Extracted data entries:
>> start

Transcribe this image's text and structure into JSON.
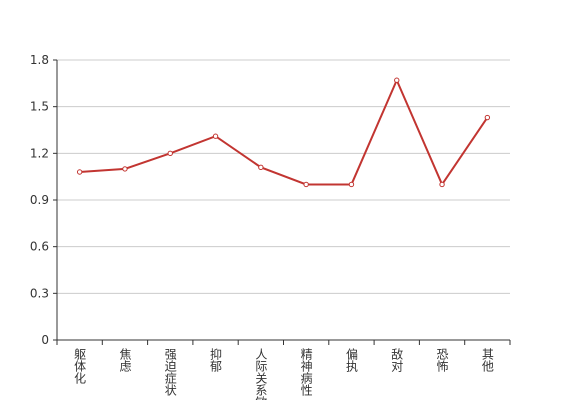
{
  "chart_data": {
    "type": "line",
    "categories": [
      "躯体化",
      "焦虑",
      "强迫症状",
      "抑郁",
      "人际关系敏感",
      "精神病性",
      "偏执",
      "敌对",
      "恐怖",
      "其他"
    ],
    "series": [
      {
        "color": "#c23531",
        "values": [
          1.08,
          1.1,
          1.2,
          1.31,
          1.11,
          1.0,
          1.0,
          1.67,
          1.0,
          1.43
        ]
      }
    ],
    "ylim": [
      0,
      1.8
    ],
    "yticks": [
      0,
      0.3,
      0.6,
      0.9,
      1.2,
      1.5,
      1.8
    ],
    "grid": true
  }
}
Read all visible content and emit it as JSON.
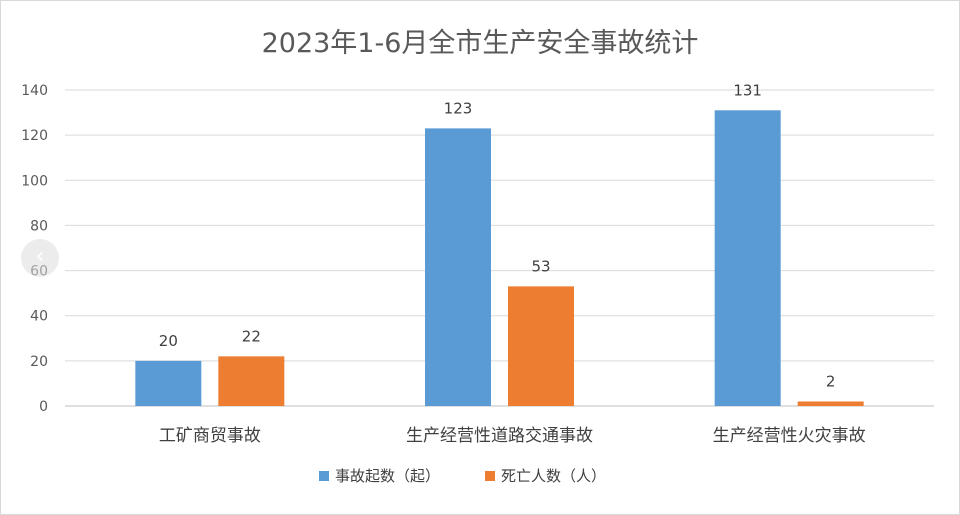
{
  "chart_data": {
    "type": "bar",
    "title": "2023年1-6月全市生产安全事故统计",
    "categories": [
      "工矿商贸事故",
      "生产经营性道路交通事故",
      "生产经营性火灾事故"
    ],
    "series": [
      {
        "name": "事故起数（起）",
        "color": "#5B9BD5",
        "values": [
          20,
          123,
          131
        ]
      },
      {
        "name": "死亡人数（人）",
        "color": "#ED7D31",
        "values": [
          22,
          53,
          2
        ]
      }
    ],
    "ylim": [
      0,
      140
    ],
    "yticks": [
      0,
      20,
      40,
      60,
      80,
      100,
      120,
      140
    ],
    "grid": true,
    "legend_position": "bottom",
    "data_labels": true
  },
  "ui": {
    "prev_icon": "chevron-left-icon",
    "prev_glyph": "‹"
  }
}
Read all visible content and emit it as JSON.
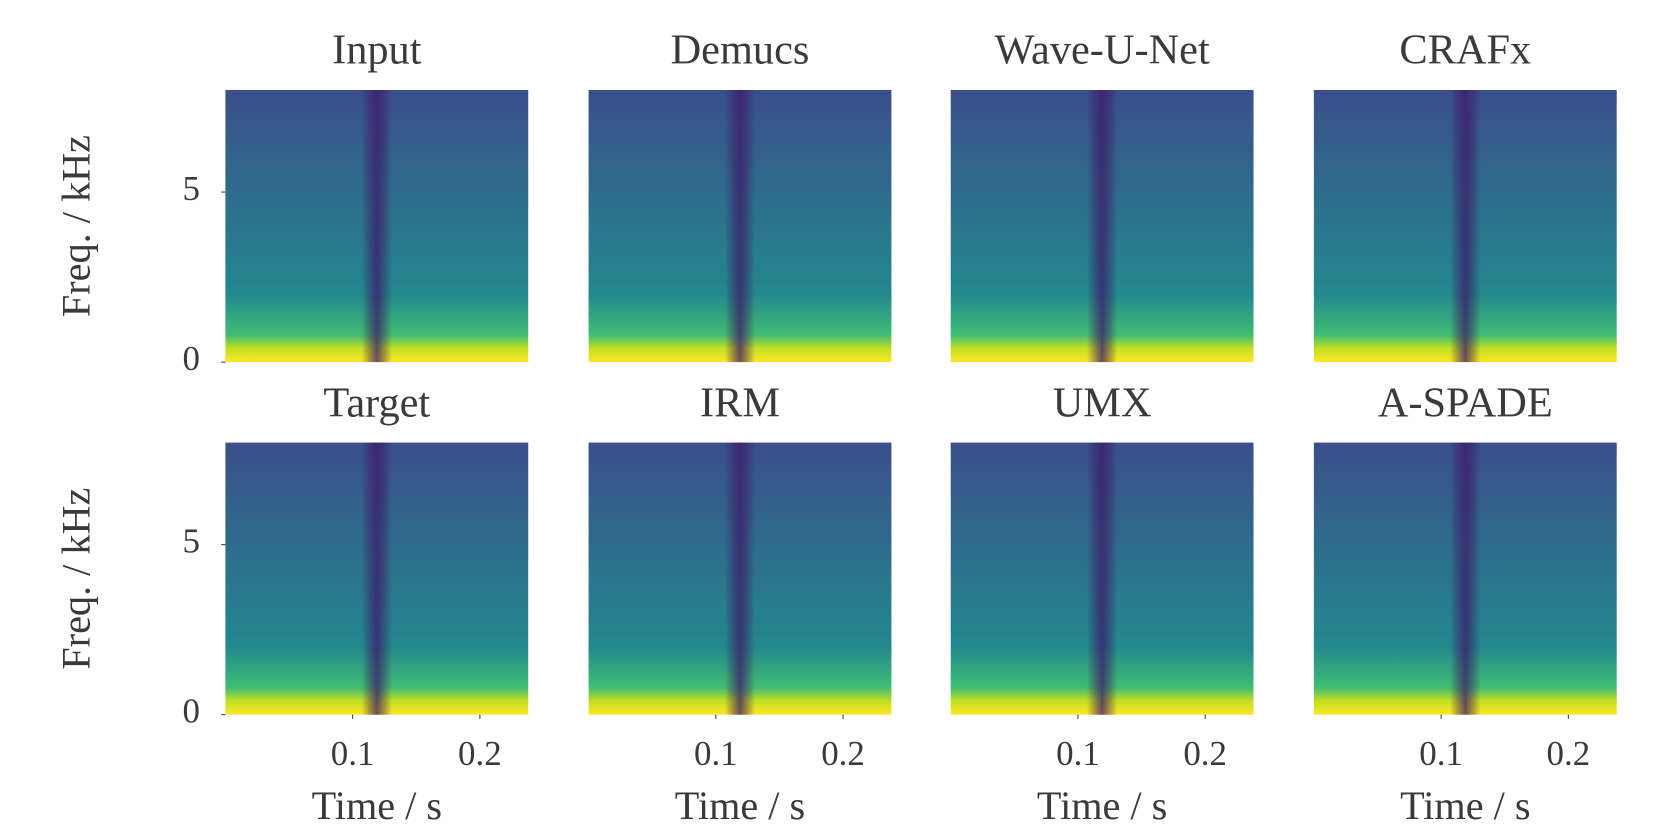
{
  "chart_data": [
    {
      "type": "spectrogram",
      "title": "Input",
      "ylabel": "Freq. / kHz",
      "xlim": [
        0,
        0.238
      ],
      "ylim": [
        0,
        8
      ],
      "yticks": [
        0,
        5
      ]
    },
    {
      "type": "spectrogram",
      "title": "Demucs",
      "xlim": [
        0,
        0.238
      ],
      "ylim": [
        0,
        8
      ]
    },
    {
      "type": "spectrogram",
      "title": "Wave-U-Net",
      "xlim": [
        0,
        0.238
      ],
      "ylim": [
        0,
        8
      ]
    },
    {
      "type": "spectrogram",
      "title": "CRAFx",
      "xlim": [
        0,
        0.238
      ],
      "ylim": [
        0,
        8
      ]
    },
    {
      "type": "spectrogram",
      "title": "Target",
      "ylabel": "Freq. / kHz",
      "xlabel": "Time / s",
      "xlim": [
        0,
        0.238
      ],
      "ylim": [
        0,
        8
      ],
      "xticks": [
        0.1,
        0.2
      ],
      "yticks": [
        0,
        5
      ]
    },
    {
      "type": "spectrogram",
      "title": "IRM",
      "xlabel": "Time / s",
      "xlim": [
        0,
        0.238
      ],
      "ylim": [
        0,
        8
      ],
      "xticks": [
        0.1,
        0.2
      ]
    },
    {
      "type": "spectrogram",
      "title": "UMX",
      "xlabel": "Time / s",
      "xlim": [
        0,
        0.238
      ],
      "ylim": [
        0,
        8
      ],
      "xticks": [
        0.1,
        0.2
      ]
    },
    {
      "type": "spectrogram",
      "title": "A-SPADE",
      "xlabel": "Time / s",
      "xlim": [
        0,
        0.238
      ],
      "ylim": [
        0,
        8
      ],
      "xticks": [
        0.1,
        0.2
      ]
    }
  ]
}
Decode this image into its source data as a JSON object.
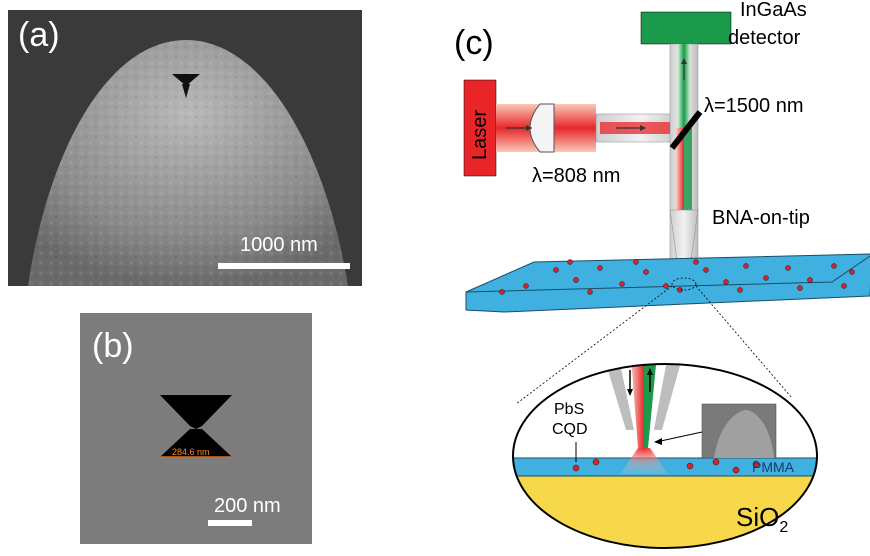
{
  "panel_a": {
    "label": "(a)",
    "scale_text": "1000 nm"
  },
  "panel_b": {
    "label": "(b)",
    "scale_text": "200 nm",
    "measure_text": "284.6 nm"
  },
  "panel_c": {
    "label": "(c)",
    "detector_line1": "InGaAs",
    "detector_line2": "detector",
    "laser_label": "Laser",
    "wavelength_in": "λ=808 nm",
    "wavelength_out": "λ=1500 nm",
    "tip_label": "BNA-on-tip",
    "pbs_line1": "PbS",
    "pbs_line2": "CQD",
    "pmma_label": "PMMA",
    "sio2_label": "SiO",
    "sio2_sub": "2"
  },
  "colors": {
    "detector": "#1a9a4a",
    "laser": "#e8262a",
    "sample_blue": "#3fb0e0",
    "substrate_yellow": "#f7d84a",
    "dots": "#d9232a"
  }
}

>> end

DIRECTIONS – Leave out the pictures and restate everything else word for word.

WRITTEN RESPONSE –
Transcribe this image's text and structure into JSON.
{
  "chart_data": {
    "type": "line",
    "categories": [
      "躯体化",
      "焦虑",
      "强迫症状",
      "抑郁",
      "人际关系敏感",
      "精神病性",
      "偏执",
      "敌对",
      "恐怖",
      "其他"
    ],
    "series": [
      {
        "color": "#c23531",
        "values": [
          1.08,
          1.1,
          1.2,
          1.31,
          1.11,
          1.0,
          1.0,
          1.67,
          1.0,
          1.43
        ]
      }
    ],
    "ylim": [
      0,
      1.8
    ],
    "yticks": [
      0,
      0.3,
      0.6,
      0.9,
      1.2,
      1.5,
      1.8
    ],
    "grid": true
  }
}
Read all visible content and emit it as JSON.
{
  "chart_data": {
    "type": "bar",
    "title": "2023年1-6月全市生产安全事故统计",
    "categories": [
      "工矿商贸事故",
      "生产经营性道路交通事故",
      "生产经营性火灾事故"
    ],
    "series": [
      {
        "name": "事故起数（起）",
        "color": "#5B9BD5",
        "values": [
          20,
          123,
          131
        ]
      },
      {
        "name": "死亡人数（人）",
        "color": "#ED7D31",
        "values": [
          22,
          53,
          2
        ]
      }
    ],
    "ylim": [
      0,
      140
    ],
    "yticks": [
      0,
      20,
      40,
      60,
      80,
      100,
      120,
      140
    ],
    "grid": true,
    "legend_position": "bottom",
    "data_labels": true
  },
  "ui": {
    "prev_icon": "chevron-left-icon",
    "prev_glyph": "‹"
  }
}
Read all visible content and emit it as JSON.
{
  "chart_data": [
    {
      "type": "spectrogram",
      "title": "Input",
      "ylabel": "Freq. / kHz",
      "xlim": [
        0,
        0.238
      ],
      "ylim": [
        0,
        8
      ],
      "yticks": [
        0,
        5
      ]
    },
    {
      "type": "spectrogram",
      "title": "Demucs",
      "xlim": [
        0,
        0.238
      ],
      "ylim": [
        0,
        8
      ]
    },
    {
      "type": "spectrogram",
      "title": "Wave-U-Net",
      "xlim": [
        0,
        0.238
      ],
      "ylim": [
        0,
        8
      ]
    },
    {
      "type": "spectrogram",
      "title": "CRAFx",
      "xlim": [
        0,
        0.238
      ],
      "ylim": [
        0,
        8
      ]
    },
    {
      "type": "spectrogram",
      "title": "Target",
      "ylabel": "Freq. / kHz",
      "xlabel": "Time / s",
      "xlim": [
        0,
        0.238
      ],
      "ylim": [
        0,
        8
      ],
      "xticks": [
        0.1,
        0.2
      ],
      "yticks": [
        0,
        5
      ]
    },
    {
      "type": "spectrogram",
      "title": "IRM",
      "xlabel": "Time / s",
      "xlim": [
        0,
        0.238
      ],
      "ylim": [
        0,
        8
      ],
      "xticks": [
        0.1,
        0.2
      ]
    },
    {
      "type": "spectrogram",
      "title": "UMX",
      "xlabel": "Time / s",
      "xlim": [
        0,
        0.238
      ],
      "ylim": [
        0,
        8
      ],
      "xticks": [
        0.1,
        0.2
      ]
    },
    {
      "type": "spectrogram",
      "title": "A-SPADE",
      "xlabel": "Time / s",
      "xlim": [
        0,
        0.238
      ],
      "ylim": [
        0,
        8
      ],
      "xticks": [
        0.1,
        0.2
      ]
    }
  ]
}
Decode this image into its source data as a JSON object.
{
  "panel_a": {
    "label": "(a)",
    "scale_text": "1000 nm"
  },
  "panel_b": {
    "label": "(b)",
    "scale_text": "200 nm",
    "measure_text": "284.6 nm"
  },
  "panel_c": {
    "label": "(c)",
    "detector_line1": "InGaAs",
    "detector_line2": "detector",
    "laser_label": "Laser",
    "wavelength_in": "λ=808 nm",
    "wavelength_out": "λ=1500 nm",
    "tip_label": "BNA-on-tip",
    "pbs_line1": "PbS",
    "pbs_line2": "CQD",
    "pmma_label": "PMMA",
    "sio2_label": "SiO",
    "sio2_sub": "2"
  },
  "colors": {
    "detector": "#1a9a4a",
    "laser": "#e8262a",
    "sample_blue": "#3fb0e0",
    "substrate_yellow": "#f7d84a",
    "dots": "#d9232a"
  }
}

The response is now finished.